SET EXERCISE:
Locate all lines with the word "name" and copy them out.
*** SUPPLIED ENTRIES
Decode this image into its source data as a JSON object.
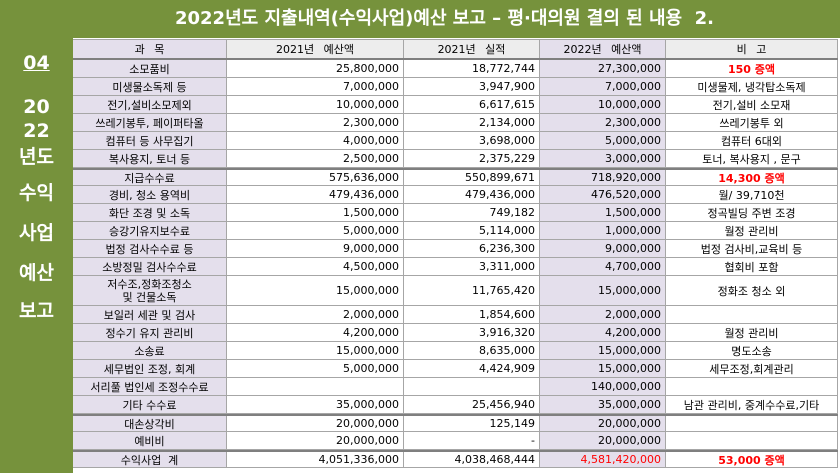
{
  "title": "2022년도 지출내역(수익사업)예산 보고 – 평·대의원 결의 된 내용  2.",
  "sidebar": {
    "items": [
      "04",
      "20",
      "22",
      "년도",
      "수익",
      "사업",
      "예산",
      "보고"
    ]
  },
  "colors": {
    "green": "#76923C",
    "shade": "#E4DFEC",
    "highlight": "#FF0000"
  },
  "table": {
    "headers": {
      "subject": "과 목",
      "budget_2021": "2021년 예산액",
      "actual_2021": "2021년 실적",
      "budget_2022": "2022년 예산액",
      "note": "비 고"
    },
    "rows": [
      {
        "subject": "소모품비",
        "budget_2021": "25,800,000",
        "actual_2021": "18,772,744",
        "budget_2022": "27,300,000",
        "note": "150 증액"
      },
      {
        "subject": "미생물소독제 등",
        "budget_2021": "7,000,000",
        "actual_2021": "3,947,900",
        "budget_2022": "7,000,000",
        "note": "미생물제, 냉각탑소독제"
      },
      {
        "subject": "전기,설비소모제외",
        "budget_2021": "10,000,000",
        "actual_2021": "6,617,615",
        "budget_2022": "10,000,000",
        "note": "전기,설비 소모재"
      },
      {
        "subject": "쓰레기봉투, 페이퍼타올",
        "budget_2021": "2,300,000",
        "actual_2021": "2,134,000",
        "budget_2022": "2,300,000",
        "note": "쓰레기봉투 외"
      },
      {
        "subject": "컴퓨터 등 사무집기",
        "budget_2021": "4,000,000",
        "actual_2021": "3,698,000",
        "budget_2022": "5,000,000",
        "note": "컴퓨터 6대외"
      },
      {
        "subject": "복사용지, 토너 등",
        "budget_2021": "2,500,000",
        "actual_2021": "2,375,229",
        "budget_2022": "3,000,000",
        "note": "토너, 복사용지 , 문구"
      },
      {
        "subject": "지급수수료",
        "budget_2021": "575,636,000",
        "actual_2021": "550,899,671",
        "budget_2022": "718,920,000",
        "note": "14,300 증액"
      },
      {
        "subject": "경비, 청소 용역비",
        "budget_2021": "479,436,000",
        "actual_2021": "479,436,000",
        "budget_2022": "476,520,000",
        "note": "월/ 39,710천"
      },
      {
        "subject": "화단 조경 및 소독",
        "budget_2021": "1,500,000",
        "actual_2021": "749,182",
        "budget_2022": "1,500,000",
        "note": "정곡빌딩 주변 조경"
      },
      {
        "subject": "승강기유지보수료",
        "budget_2021": "5,000,000",
        "actual_2021": "5,114,000",
        "budget_2022": "1,000,000",
        "note": "월정 관리비"
      },
      {
        "subject": "법정 검사수수료 등",
        "budget_2021": "9,000,000",
        "actual_2021": "6,236,300",
        "budget_2022": "9,000,000",
        "note": "법정 검사비,교육비 등"
      },
      {
        "subject": "소방정밀 검사수수료",
        "budget_2021": "4,500,000",
        "actual_2021": "3,311,000",
        "budget_2022": "4,700,000",
        "note": "협회비 포함"
      },
      {
        "subject": "저수조,정화조청소\n및 건물소독",
        "budget_2021": "15,000,000",
        "actual_2021": "11,765,420",
        "budget_2022": "15,000,000",
        "note": "정화조 청소 외"
      },
      {
        "subject": "보일러 세관 및 검사",
        "budget_2021": "2,000,000",
        "actual_2021": "1,854,600",
        "budget_2022": "2,000,000",
        "note": ""
      },
      {
        "subject": "정수기 유지 관리비",
        "budget_2021": "4,200,000",
        "actual_2021": "3,916,320",
        "budget_2022": "4,200,000",
        "note": "월정 관리비"
      },
      {
        "subject": "소송료",
        "budget_2021": "15,000,000",
        "actual_2021": "8,635,000",
        "budget_2022": "15,000,000",
        "note": "명도소송"
      },
      {
        "subject": "세무법인 조정, 회계",
        "budget_2021": "5,000,000",
        "actual_2021": "4,424,909",
        "budget_2022": "15,000,000",
        "note": "세무조정,회계관리"
      },
      {
        "subject": "서리풀 법인세 조정수수료",
        "budget_2021": "",
        "actual_2021": "",
        "budget_2022": "140,000,000",
        "note": ""
      },
      {
        "subject": "기타 수수료",
        "budget_2021": "35,000,000",
        "actual_2021": "25,456,940",
        "budget_2022": "35,000,000",
        "note": "남관 관리비, 중계수수료,기타"
      },
      {
        "subject": "대손상각비",
        "budget_2021": "20,000,000",
        "actual_2021": "125,149",
        "budget_2022": "20,000,000",
        "note": ""
      },
      {
        "subject": "예비비",
        "budget_2021": "20,000,000",
        "actual_2021": "-",
        "budget_2022": "20,000,000",
        "note": ""
      },
      {
        "subject": "수익사업  계",
        "budget_2021": "4,051,336,000",
        "actual_2021": "4,038,468,444",
        "budget_2022": "4,581,420,000",
        "note": "53,000 증액"
      }
    ]
  }
}
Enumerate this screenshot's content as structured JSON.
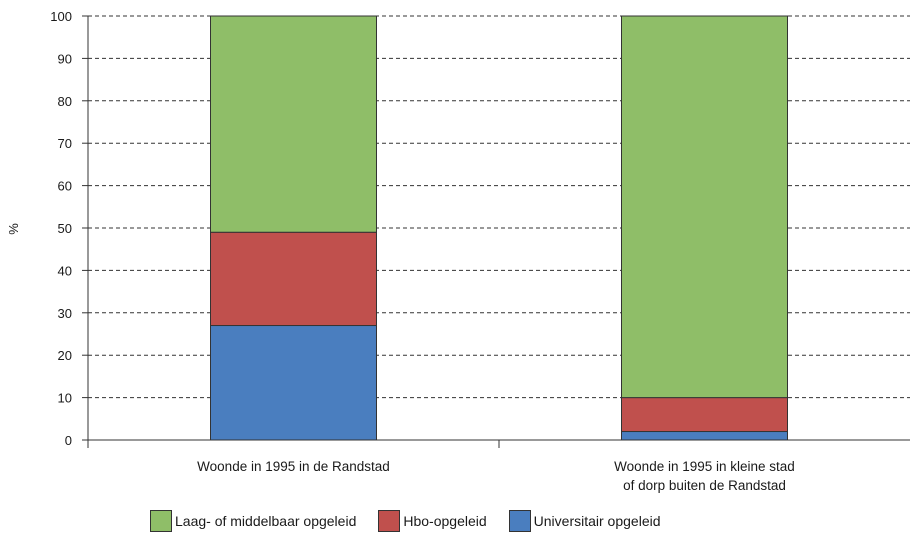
{
  "chart_data": {
    "type": "bar",
    "stacked": true,
    "ylabel": "%",
    "ylim": [
      0,
      100
    ],
    "yticks": [
      "0",
      "10",
      "20",
      "30",
      "40",
      "50",
      "60",
      "70",
      "80",
      "90",
      "100"
    ],
    "grid": true,
    "legend_position": "bottom",
    "categories": [
      [
        "Woonde in 1995 in de Randstad"
      ],
      [
        "Woonde in 1995 in kleine stad",
        "of dorp buiten de Randstad"
      ]
    ],
    "series": [
      {
        "name": "Universitair opgeleid",
        "color": "#4a7ebf",
        "values": [
          27,
          2
        ]
      },
      {
        "name": "Hbo-opgeleid",
        "color": "#c0504d",
        "values": [
          22,
          8
        ]
      },
      {
        "name": "Laag- of middelbaar opgeleid",
        "color": "#8fbe68",
        "values": [
          51,
          90
        ]
      }
    ],
    "legend_order": [
      2,
      1,
      0
    ]
  }
}
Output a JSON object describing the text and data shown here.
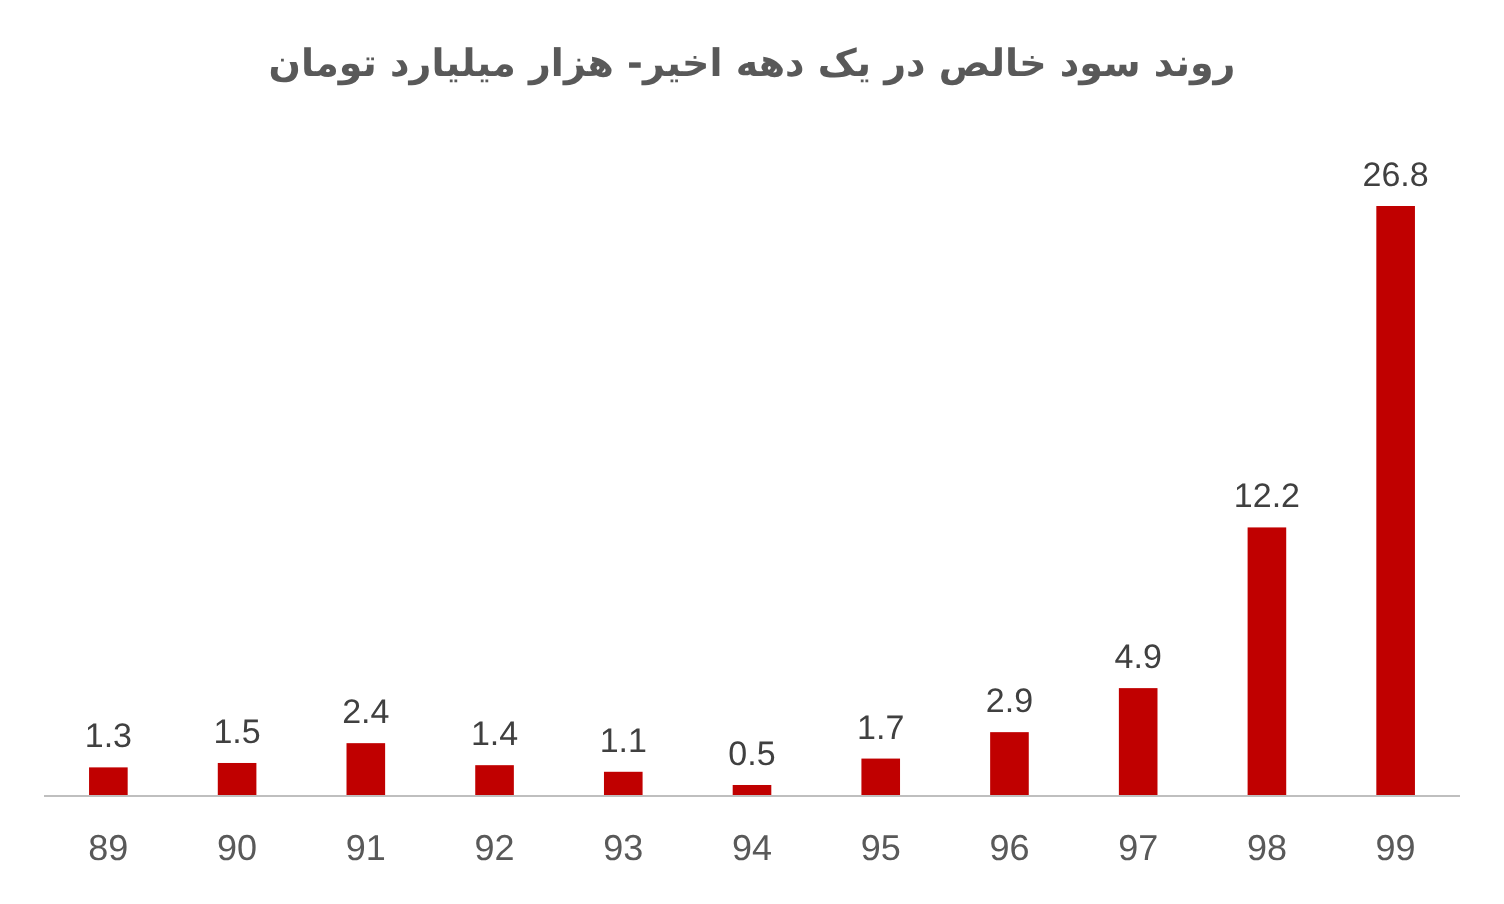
{
  "chart_data": {
    "type": "bar",
    "title": "روند سود خالص در یک دهه اخیر- هزار میلیارد تومان",
    "categories": [
      "89",
      "90",
      "91",
      "92",
      "93",
      "94",
      "95",
      "96",
      "97",
      "98",
      "99"
    ],
    "values": [
      1.3,
      1.5,
      2.4,
      1.4,
      1.1,
      0.5,
      1.7,
      2.9,
      4.9,
      12.2,
      26.8
    ],
    "color": "#c00000",
    "data_labels": true,
    "grid": false
  }
}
******
EXERCISE SOLUTION:
        "name": "Universitair opgeleid",
        "name": "Hbo-opgeleid",
        "name": "Laag- of middelbaar opgeleid",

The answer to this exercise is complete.